**Trecho do documento:**
————————

Quando CASAMENTO EM FAMÍLIA anuncia quatro dos maiores nomes das comédias românticas hollywoodianas contemporâneas em seu elenco, é impossível não esperar algo, no mínimo, razoável. Diante da qualidade do quarteto, não seria necessário muito para chegar a tal nível. De fato, não seria necessário, porém é possível concluir que tampouco seria fácil, dadas as escolhas de seu realizador.

No casamento de seus amigos, Michelle e Allen chegam a um impasse: ele quer manter o relacionamento como está, ela quer se casar com ele. Michelle tem a ideia de reunir os pais de cada um em um jantar para se conhecerem, o que Allen acha ruim, mas o que nenhum deles imagina é que o pai dele já conhecia a mãe dela e o pai dela já conhecia a mãe dele.

(© Paris Filmes / Divulgação)

Existem alguns motivos que demonstram que Michael Jacobs não sabe sobre o que trata seu próprio filme. Seria sobre amor na terceira idade? Ou sobre a erosão do casamento enquanto instituição? Parcela de responsabilidade por essa indecisão vai para os diálogos pulverizados (do ponto de vista temático) travado entre as personagens. São conversas vagas que vão do carpe diem (Howard e Monica) à solidão (Sam e Grace), nunca com uma unidade temática que não seja o casamento. O roteiro de Jacobs acaba então desperdiçando subtextos de enorme potencial, sobretudo em relação ao sexo e à dificuldade de diálogo dos casais com mais de sessenta anos.

————————

**Tarefa escrita 1:**
Reproduza sem nenhuma alteração as linhas dos registros, começando pela primeira linha deles e parando depois da linha que contém "y-tick-label-7: -3.0 [19,438,60,465]", incluindo as duas pontas.

**Registros armazenados:**
————————

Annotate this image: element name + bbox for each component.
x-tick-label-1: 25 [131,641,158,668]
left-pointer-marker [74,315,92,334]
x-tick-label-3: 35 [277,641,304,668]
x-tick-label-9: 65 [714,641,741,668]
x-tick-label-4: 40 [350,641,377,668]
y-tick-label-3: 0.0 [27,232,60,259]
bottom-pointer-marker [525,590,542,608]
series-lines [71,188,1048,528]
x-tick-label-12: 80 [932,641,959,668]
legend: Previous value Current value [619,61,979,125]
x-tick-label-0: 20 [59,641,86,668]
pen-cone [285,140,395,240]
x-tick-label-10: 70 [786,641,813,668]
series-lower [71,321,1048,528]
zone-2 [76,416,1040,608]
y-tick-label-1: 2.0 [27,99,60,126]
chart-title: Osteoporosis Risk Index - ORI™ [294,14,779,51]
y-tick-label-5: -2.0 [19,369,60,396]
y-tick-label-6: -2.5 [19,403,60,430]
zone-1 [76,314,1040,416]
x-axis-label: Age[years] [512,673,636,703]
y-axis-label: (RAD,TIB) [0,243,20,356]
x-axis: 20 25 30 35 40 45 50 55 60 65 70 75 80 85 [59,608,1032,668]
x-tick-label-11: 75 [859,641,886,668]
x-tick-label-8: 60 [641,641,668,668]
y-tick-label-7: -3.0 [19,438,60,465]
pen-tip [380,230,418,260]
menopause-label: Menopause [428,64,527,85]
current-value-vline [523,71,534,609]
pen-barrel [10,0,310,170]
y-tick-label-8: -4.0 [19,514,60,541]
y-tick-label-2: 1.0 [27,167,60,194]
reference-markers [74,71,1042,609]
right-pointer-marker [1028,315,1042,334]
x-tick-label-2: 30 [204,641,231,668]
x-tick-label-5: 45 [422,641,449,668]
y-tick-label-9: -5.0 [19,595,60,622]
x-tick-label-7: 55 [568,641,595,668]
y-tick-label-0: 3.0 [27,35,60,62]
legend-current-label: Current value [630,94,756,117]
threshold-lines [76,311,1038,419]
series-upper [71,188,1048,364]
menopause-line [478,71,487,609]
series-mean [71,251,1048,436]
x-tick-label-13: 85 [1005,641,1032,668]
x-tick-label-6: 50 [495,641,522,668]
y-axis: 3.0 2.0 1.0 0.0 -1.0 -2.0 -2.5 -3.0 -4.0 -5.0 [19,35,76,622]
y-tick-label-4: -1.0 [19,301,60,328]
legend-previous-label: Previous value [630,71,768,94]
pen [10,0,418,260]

————————

**Tarefa escrita 2:**
Dê continuidade à crítica do filme Casamento em Família a partir do ponto em que o texto termina.

**Resposta escrita 1:**
Annotate this image: element name + bbox for each component.
x-tick-label-1: 25 [131,641,158,668]
left-pointer-marker [74,315,92,334]
x-tick-label-3: 35 [277,641,304,668]
x-tick-label-9: 65 [714,641,741,668]
x-tick-label-4: 40 [350,641,377,668]
y-tick-label-3: 0.0 [27,232,60,259]
bottom-pointer-marker [525,590,542,608]
series-lines [71,188,1048,528]
x-tick-label-12: 80 [932,641,959,668]
legend: Previous value Current value [619,61,979,125]
x-tick-label-0: 20 [59,641,86,668]
pen-cone [285,140,395,240]
x-tick-label-10: 70 [786,641,813,668]
series-lower [71,321,1048,528]
zone-2 [76,416,1040,608]
y-tick-label-1: 2.0 [27,99,60,126]
chart-title: Osteoporosis Risk Index - ORI™ [294,14,779,51]
y-tick-label-5: -2.0 [19,369,60,396]
y-tick-label-6: -2.5 [19,403,60,430]
zone-1 [76,314,1040,416]
x-axis-label: Age[years] [512,673,636,703]
y-axis-label: (RAD,TIB) [0,243,20,356]
x-axis: 20 25 30 35 40 45 50 55 60 65 70 75 80 85 [59,608,1032,668]
x-tick-label-11: 75 [859,641,886,668]
x-tick-label-8: 60 [641,641,668,668]
y-tick-label-7: -3.0 [19,438,60,465]

**Resposta escrita 2:**
O casamento, há que se reconhecer, é a unidade temática do script. Entretanto, o ponto de vista adotado pelo longa é bagunçado diante do fato de que o momento de relacionamento dos três (ou, mais precisamente, cinco) casais é absolutamente distinto: um deles ainda não se formou propriamente, outro acabou de se romper, dois estão em crise e o último está indeciso. Isso não seria um problema se, primeiro, Jacobs soubesse lidar com profundidade com os cinco casais, segundo, se não houvesse um desnível tão grande entre eles, e, terceiro, se não fosse a pesada dependência das contraposições.

Fica claro que Jacobs não soube traduzir em linguagem cinematográfica a (possivelmente boa) peça teatral (também escrita por ele) na qual seu roteiro de “Casamento em família” se baseou. São noventa e cinco minutos verborrágicos e com longuíssimos créditos iniciais sinalizando a escassez de conteúdo. Sua mise en scène não é de todo descartável: são boas ideias, ainda que não originais, dentre outras, a queda de uma pétala do buquê quando Allen tenta entregá-lo a Michelle (simbolizando a decepção da namorada), assim como o zoom in no two-shot frontal no diálogo entre Grace e Howard no banco em frente à sua casa. Seria melhor, porém, se a produção reconhecesse seu lado cafona (como na cena em que Howard olha, com inveja, um casal jovem e apaixonado enquanto toca “You’re still the one”), e ainda melhor se resolvesse esmiuçar as questões que (apenas) sugere para debate. “Boa sorte, Leo Grande” é um exemplo próximo, mas muito mais exitoso.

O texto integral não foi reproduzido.